WHAT YOU ARE ASKED TO DO:
Reproduce all of the data below without alteration; exclude every picture.

-------------------------

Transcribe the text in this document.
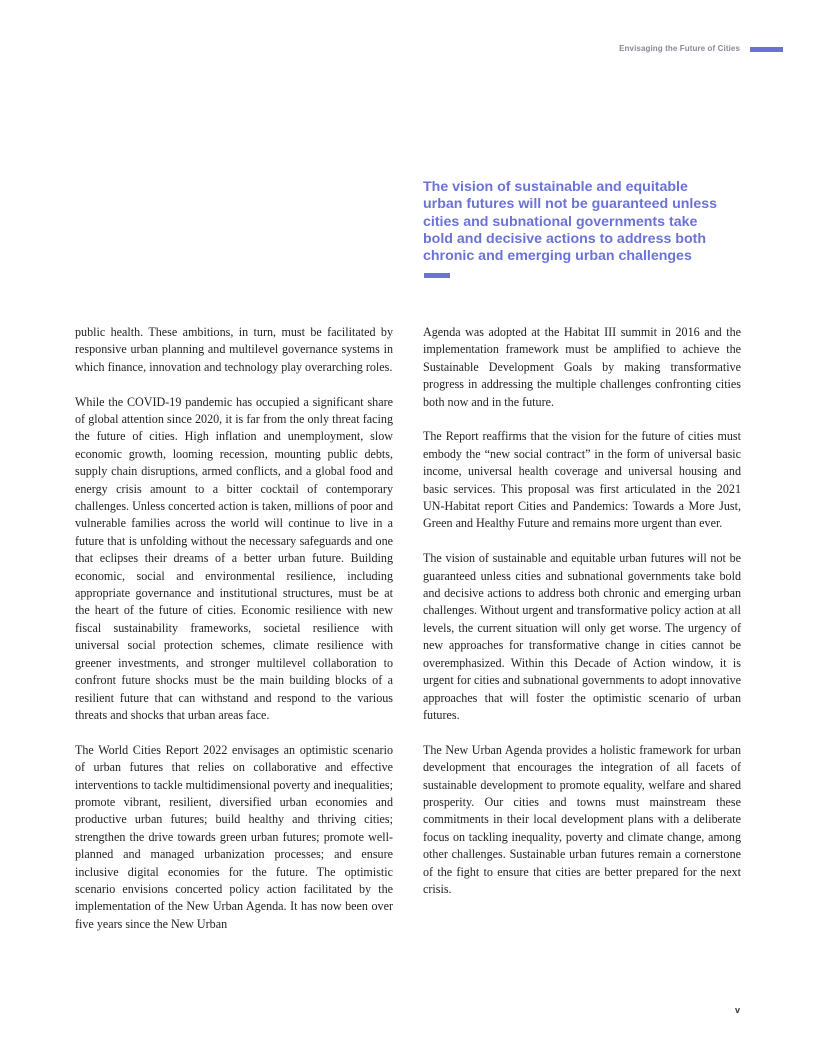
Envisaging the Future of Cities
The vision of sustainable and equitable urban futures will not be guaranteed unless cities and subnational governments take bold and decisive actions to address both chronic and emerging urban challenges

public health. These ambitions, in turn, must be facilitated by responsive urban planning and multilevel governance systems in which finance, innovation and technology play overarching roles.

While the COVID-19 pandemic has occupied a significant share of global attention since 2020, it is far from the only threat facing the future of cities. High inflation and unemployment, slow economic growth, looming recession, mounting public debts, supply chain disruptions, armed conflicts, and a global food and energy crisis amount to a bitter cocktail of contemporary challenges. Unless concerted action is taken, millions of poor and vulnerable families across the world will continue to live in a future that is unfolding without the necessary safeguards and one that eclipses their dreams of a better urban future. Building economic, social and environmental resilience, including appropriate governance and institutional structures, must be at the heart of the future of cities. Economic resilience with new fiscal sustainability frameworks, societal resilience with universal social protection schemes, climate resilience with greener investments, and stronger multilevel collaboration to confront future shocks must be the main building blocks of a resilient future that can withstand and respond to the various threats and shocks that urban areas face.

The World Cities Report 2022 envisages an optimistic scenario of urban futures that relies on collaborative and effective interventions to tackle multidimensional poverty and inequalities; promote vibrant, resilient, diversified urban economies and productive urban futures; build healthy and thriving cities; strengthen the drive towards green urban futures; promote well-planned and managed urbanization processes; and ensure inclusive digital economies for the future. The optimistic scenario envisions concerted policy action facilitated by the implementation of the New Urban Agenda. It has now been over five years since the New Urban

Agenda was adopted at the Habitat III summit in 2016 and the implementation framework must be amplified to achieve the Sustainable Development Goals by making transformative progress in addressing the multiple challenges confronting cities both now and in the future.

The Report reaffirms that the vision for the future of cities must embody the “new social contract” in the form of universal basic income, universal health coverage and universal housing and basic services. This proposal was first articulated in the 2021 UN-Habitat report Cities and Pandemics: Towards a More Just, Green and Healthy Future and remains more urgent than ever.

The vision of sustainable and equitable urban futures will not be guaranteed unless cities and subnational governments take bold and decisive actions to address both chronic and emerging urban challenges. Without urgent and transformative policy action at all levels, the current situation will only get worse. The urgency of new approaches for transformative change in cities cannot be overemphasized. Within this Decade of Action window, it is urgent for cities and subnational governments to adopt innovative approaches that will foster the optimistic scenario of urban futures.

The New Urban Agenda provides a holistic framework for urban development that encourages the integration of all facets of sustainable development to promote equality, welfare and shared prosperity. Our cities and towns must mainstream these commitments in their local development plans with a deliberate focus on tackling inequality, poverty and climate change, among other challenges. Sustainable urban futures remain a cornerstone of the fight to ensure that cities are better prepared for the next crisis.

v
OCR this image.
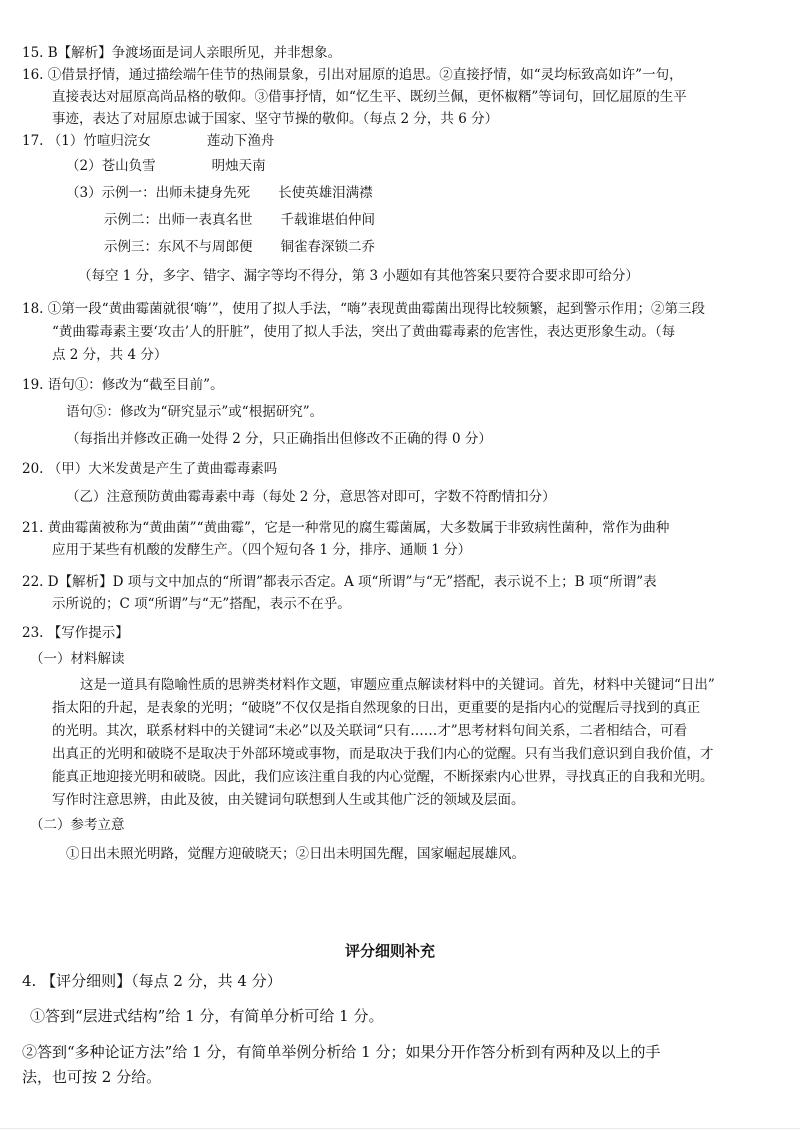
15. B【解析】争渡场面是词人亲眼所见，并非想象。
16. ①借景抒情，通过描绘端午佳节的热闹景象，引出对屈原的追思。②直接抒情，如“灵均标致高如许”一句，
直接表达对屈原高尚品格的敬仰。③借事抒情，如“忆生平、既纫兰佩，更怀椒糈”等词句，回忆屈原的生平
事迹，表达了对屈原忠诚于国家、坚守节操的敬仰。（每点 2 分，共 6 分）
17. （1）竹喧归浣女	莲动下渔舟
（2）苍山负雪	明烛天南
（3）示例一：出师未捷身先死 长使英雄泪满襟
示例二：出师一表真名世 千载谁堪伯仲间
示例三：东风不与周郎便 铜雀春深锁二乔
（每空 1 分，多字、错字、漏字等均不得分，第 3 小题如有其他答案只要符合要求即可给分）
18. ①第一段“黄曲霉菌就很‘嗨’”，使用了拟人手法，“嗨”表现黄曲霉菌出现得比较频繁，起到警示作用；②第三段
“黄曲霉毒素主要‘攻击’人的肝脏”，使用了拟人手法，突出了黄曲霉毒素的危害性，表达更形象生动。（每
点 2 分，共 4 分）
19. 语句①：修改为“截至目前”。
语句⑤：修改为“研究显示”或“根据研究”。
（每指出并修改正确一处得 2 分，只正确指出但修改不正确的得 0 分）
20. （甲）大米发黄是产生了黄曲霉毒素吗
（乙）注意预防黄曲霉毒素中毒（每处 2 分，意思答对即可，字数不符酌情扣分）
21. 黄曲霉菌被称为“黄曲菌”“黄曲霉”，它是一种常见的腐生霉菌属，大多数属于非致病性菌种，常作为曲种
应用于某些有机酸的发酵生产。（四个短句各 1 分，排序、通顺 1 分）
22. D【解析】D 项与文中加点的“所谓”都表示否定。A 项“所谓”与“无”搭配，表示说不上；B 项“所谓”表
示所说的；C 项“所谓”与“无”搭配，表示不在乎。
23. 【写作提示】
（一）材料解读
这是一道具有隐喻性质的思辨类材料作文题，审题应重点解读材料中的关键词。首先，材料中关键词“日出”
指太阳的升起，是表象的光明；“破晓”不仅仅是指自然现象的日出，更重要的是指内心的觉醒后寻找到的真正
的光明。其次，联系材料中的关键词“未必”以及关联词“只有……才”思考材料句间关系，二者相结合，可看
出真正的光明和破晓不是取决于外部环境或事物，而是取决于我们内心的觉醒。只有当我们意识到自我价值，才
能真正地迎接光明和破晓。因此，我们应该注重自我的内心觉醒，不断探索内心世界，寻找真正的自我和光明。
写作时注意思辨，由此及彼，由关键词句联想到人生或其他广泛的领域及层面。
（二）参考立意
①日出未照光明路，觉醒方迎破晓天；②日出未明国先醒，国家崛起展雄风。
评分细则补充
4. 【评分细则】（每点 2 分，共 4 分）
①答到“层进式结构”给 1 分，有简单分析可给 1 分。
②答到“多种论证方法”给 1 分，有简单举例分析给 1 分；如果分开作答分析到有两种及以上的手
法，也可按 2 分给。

-------------------------

EXERCISE RESULT:
Transcribe the text in this document.
Envisaging the Future of Cities
The vision of sustainable and equitable urban futures will not be guaranteed unless cities and subnational governments take bold and decisive actions to address both chronic and emerging urban challenges

public health. These ambitions, in turn, must be facilitated by responsive urban planning and multilevel governance systems in which finance, innovation and technology play overarching roles.

While the COVID-19 pandemic has occupied a significant share of global attention since 2020, it is far from the only threat facing the future of cities. High inflation and unemployment, slow economic growth, looming recession, mounting public debts, supply chain disruptions, armed conflicts, and a global food and energy crisis amount to a bitter cocktail of contemporary challenges. Unless concerted action is taken, millions of poor and vulnerable families across the world will continue to live in a future that is unfolding without the necessary safeguards and one that eclipses their dreams of a better urban future. Building economic, social and environmental resilience, including appropriate governance and institutional structures, must be at the heart of the future of cities. Economic resilience with new fiscal sustainability frameworks, societal resilience with universal social protection schemes, climate resilience with greener investments, and stronger multilevel collaboration to confront future shocks must be the main building blocks of a resilient future that can withstand and respond to the various threats and shocks that urban areas face.

The World Cities Report 2022 envisages an optimistic scenario of urban futures that relies on collaborative and effective interventions to tackle multidimensional poverty and inequalities; promote vibrant, resilient, diversified urban economies and productive urban futures; build healthy and thriving cities; strengthen the drive towards green urban futures; promote well-planned and managed urbanization processes; and ensure inclusive digital economies for the future. The optimistic scenario envisions concerted policy action facilitated by the implementation of the New Urban Agenda. It has now been over five years since the New Urban

Agenda was adopted at the Habitat III summit in 2016 and the implementation framework must be amplified to achieve the Sustainable Development Goals by making transformative progress in addressing the multiple challenges confronting cities both now and in the future.

The Report reaffirms that the vision for the future of cities must embody the “new social contract” in the form of universal basic income, universal health coverage and universal housing and basic services. This proposal was first articulated in the 2021 UN-Habitat report Cities and Pandemics: Towards a More Just, Green and Healthy Future and remains more urgent than ever.

The vision of sustainable and equitable urban futures will not be guaranteed unless cities and subnational governments take bold and decisive actions to address both chronic and emerging urban challenges. Without urgent and transformative policy action at all levels, the current situation will only get worse. The urgency of new approaches for transformative change in cities cannot be overemphasized. Within this Decade of Action window, it is urgent for cities and subnational governments to adopt innovative approaches that will foster the optimistic scenario of urban futures.

The New Urban Agenda provides a holistic framework for urban development that encourages the integration of all facets of sustainable development to promote equality, welfare and shared prosperity. Our cities and towns must mainstream these commitments in their local development plans with a deliberate focus on tackling inequality, poverty and climate change, among other challenges. Sustainable urban futures remain a cornerstone of the fight to ensure that cities are better prepared for the next crisis.

v
OCR this image.
15. B【解析】争渡场面是词人亲眼所见，并非想象。
16. ①借景抒情，通过描绘端午佳节的热闹景象，引出对屈原的追思。②直接抒情，如“灵均标致高如许”一句，
直接表达对屈原高尚品格的敬仰。③借事抒情，如“忆生平、既纫兰佩，更怀椒糈”等词句，回忆屈原的生平
事迹，表达了对屈原忠诚于国家、坚守节操的敬仰。（每点 2 分，共 6 分）
17. （1）竹喧归浣女	莲动下渔舟
（2）苍山负雪	明烛天南
（3）示例一：出师未捷身先死 长使英雄泪满襟
示例二：出师一表真名世 千载谁堪伯仲间
示例三：东风不与周郎便 铜雀春深锁二乔
（每空 1 分，多字、错字、漏字等均不得分，第 3 小题如有其他答案只要符合要求即可给分）
18. ①第一段“黄曲霉菌就很‘嗨’”，使用了拟人手法，“嗨”表现黄曲霉菌出现得比较频繁，起到警示作用；②第三段
“黄曲霉毒素主要‘攻击’人的肝脏”，使用了拟人手法，突出了黄曲霉毒素的危害性，表达更形象生动。（每
点 2 分，共 4 分）
19. 语句①：修改为“截至目前”。
语句⑤：修改为“研究显示”或“根据研究”。
（每指出并修改正确一处得 2 分，只正确指出但修改不正确的得 0 分）
20. （甲）大米发黄是产生了黄曲霉毒素吗
（乙）注意预防黄曲霉毒素中毒（每处 2 分，意思答对即可，字数不符酌情扣分）
21. 黄曲霉菌被称为“黄曲菌”“黄曲霉”，它是一种常见的腐生霉菌属，大多数属于非致病性菌种，常作为曲种
应用于某些有机酸的发酵生产。（四个短句各 1 分，排序、通顺 1 分）
22. D【解析】D 项与文中加点的“所谓”都表示否定。A 项“所谓”与“无”搭配，表示说不上；B 项“所谓”表
示所说的；C 项“所谓”与“无”搭配，表示不在乎。
23. 【写作提示】
（一）材料解读
这是一道具有隐喻性质的思辨类材料作文题，审题应重点解读材料中的关键词。首先，材料中关键词“日出”
指太阳的升起，是表象的光明；“破晓”不仅仅是指自然现象的日出，更重要的是指内心的觉醒后寻找到的真正
的光明。其次，联系材料中的关键词“未必”以及关联词“只有……才”思考材料句间关系，二者相结合，可看
出真正的光明和破晓不是取决于外部环境或事物，而是取决于我们内心的觉醒。只有当我们意识到自我价值，才
能真正地迎接光明和破晓。因此，我们应该注重自我的内心觉醒，不断探索内心世界，寻找真正的自我和光明。
写作时注意思辨，由此及彼，由关键词句联想到人生或其他广泛的领域及层面。
（二）参考立意
①日出未照光明路，觉醒方迎破晓天；②日出未明国先醒，国家崛起展雄风。
评分细则补充
4. 【评分细则】（每点 2 分，共 4 分）
①答到“层进式结构”给 1 分，有简单分析可给 1 分。
②答到“多种论证方法”给 1 分，有简单举例分析给 1 分；如果分开作答分析到有两种及以上的手
法，也可按 2 分给。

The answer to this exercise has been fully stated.